## Dataset rows:
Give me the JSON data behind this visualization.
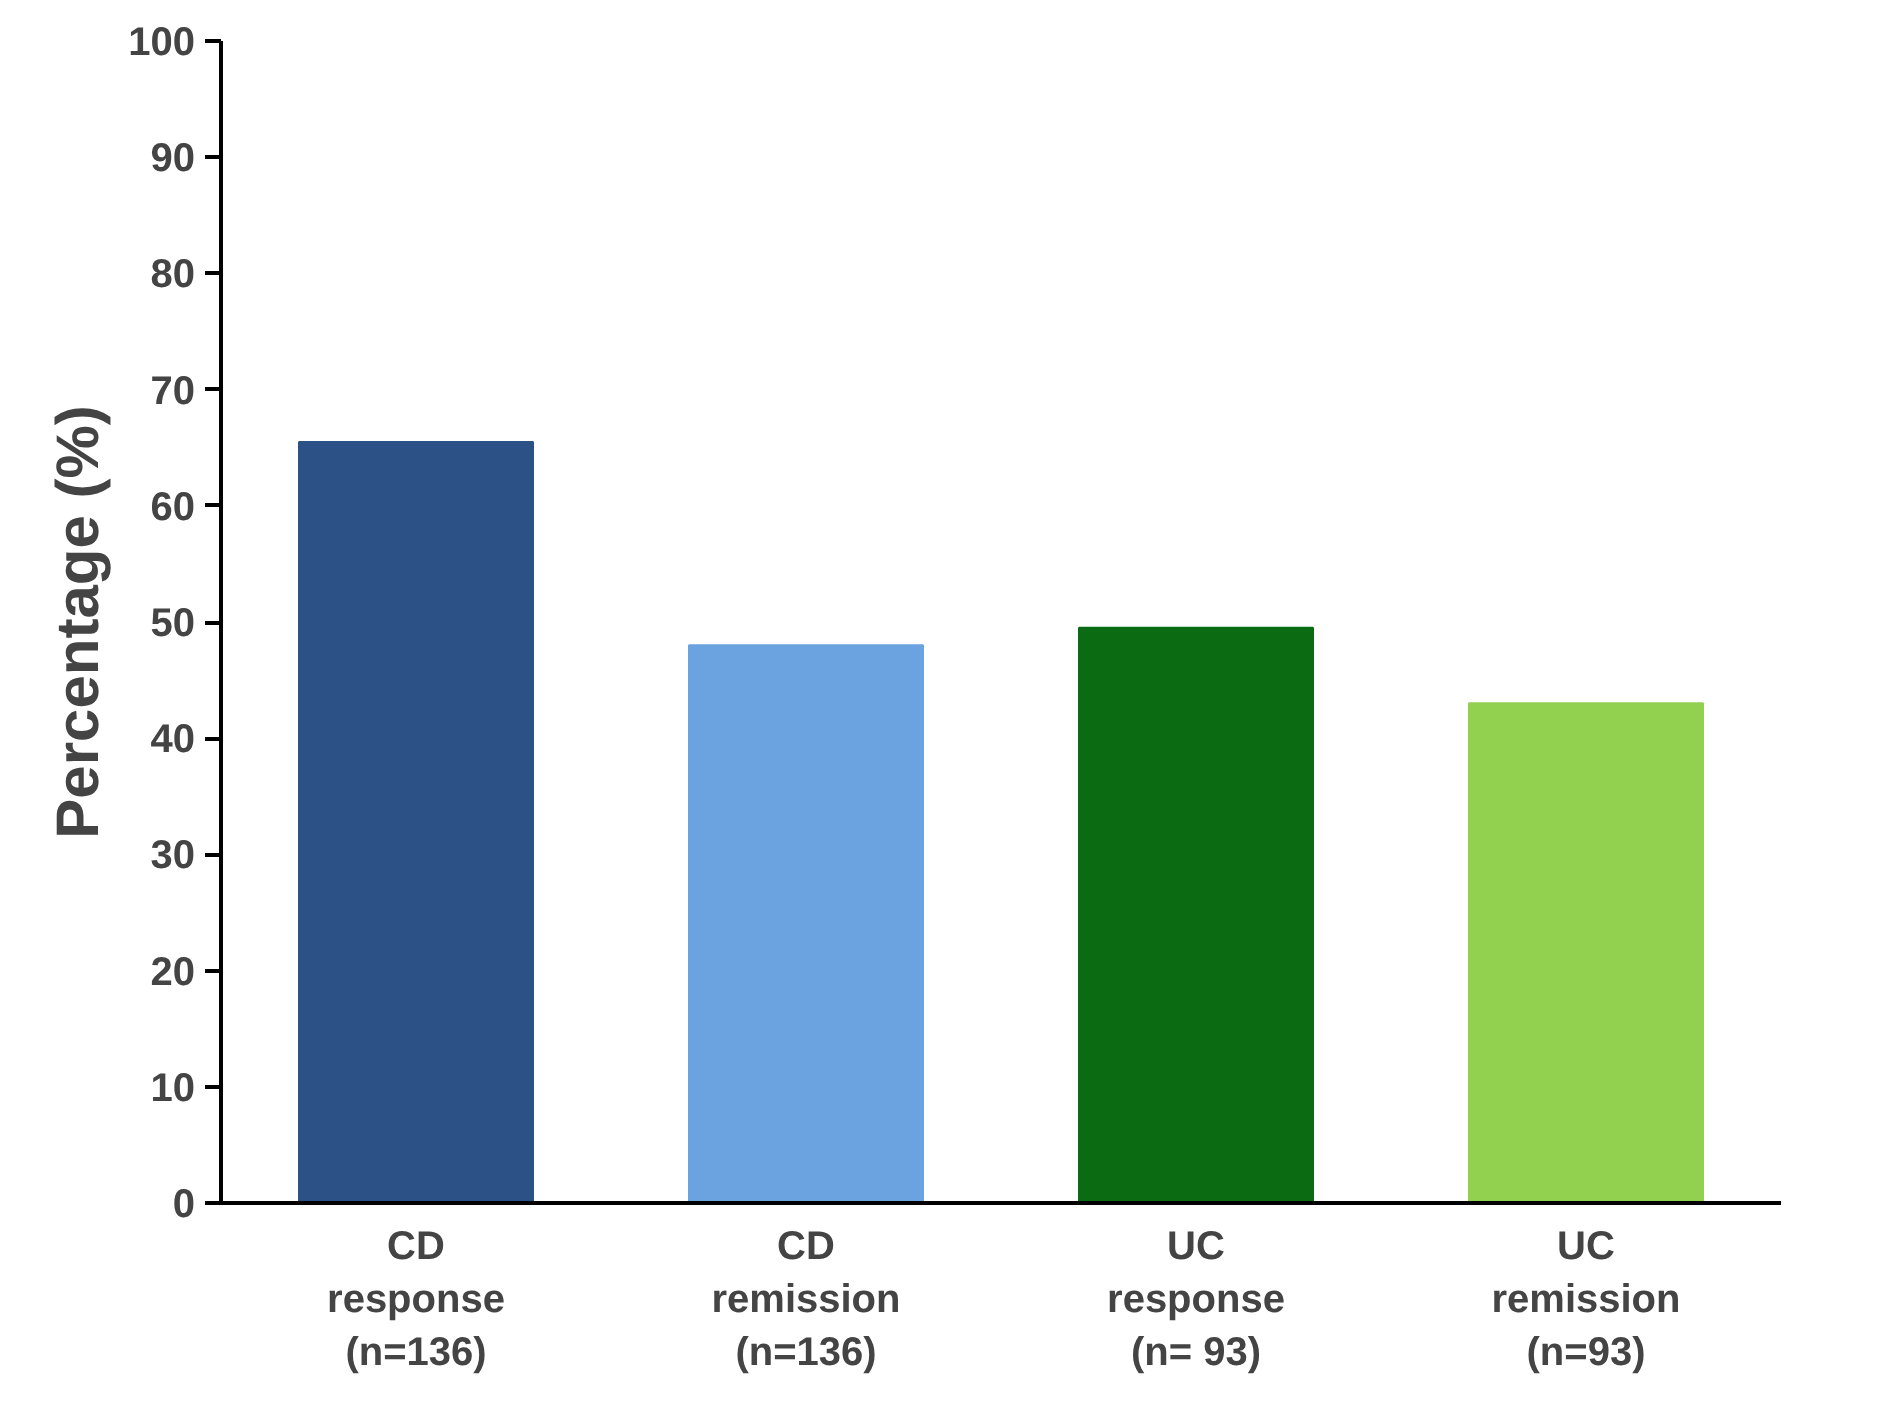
{
  "chart_data": {
    "type": "bar",
    "ylabel": "Percentage (%)",
    "categories": [
      "CD\nresponse\n(n=136)",
      "CD\nremission\n(n=136)",
      "UC\nresponse\n(n= 93)",
      "UC\nremission\n(n=93)"
    ],
    "values": [
      65.5,
      48,
      49.5,
      43
    ],
    "colors": [
      "#2b5186",
      "#6aa3e0",
      "#0b6b12",
      "#92d050"
    ],
    "ylim": [
      0,
      100
    ],
    "yticks": [
      0,
      10,
      20,
      30,
      40,
      50,
      60,
      70,
      80,
      90,
      100
    ],
    "grid": false
  }
}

## Exercise task:
Would you mind returning each entry above word for word, skipping the images?

## Output of the exercise:
Give me the JSON data behind this visualization.
{
  "chart_data": {
    "type": "bar",
    "ylabel": "Percentage (%)",
    "categories": [
      "CD\nresponse\n(n=136)",
      "CD\nremission\n(n=136)",
      "UC\nresponse\n(n= 93)",
      "UC\nremission\n(n=93)"
    ],
    "values": [
      65.5,
      48,
      49.5,
      43
    ],
    "colors": [
      "#2b5186",
      "#6aa3e0",
      "#0b6b12",
      "#92d050"
    ],
    "ylim": [
      0,
      100
    ],
    "yticks": [
      0,
      10,
      20,
      30,
      40,
      50,
      60,
      70,
      80,
      90,
      100
    ],
    "grid": false
  }
}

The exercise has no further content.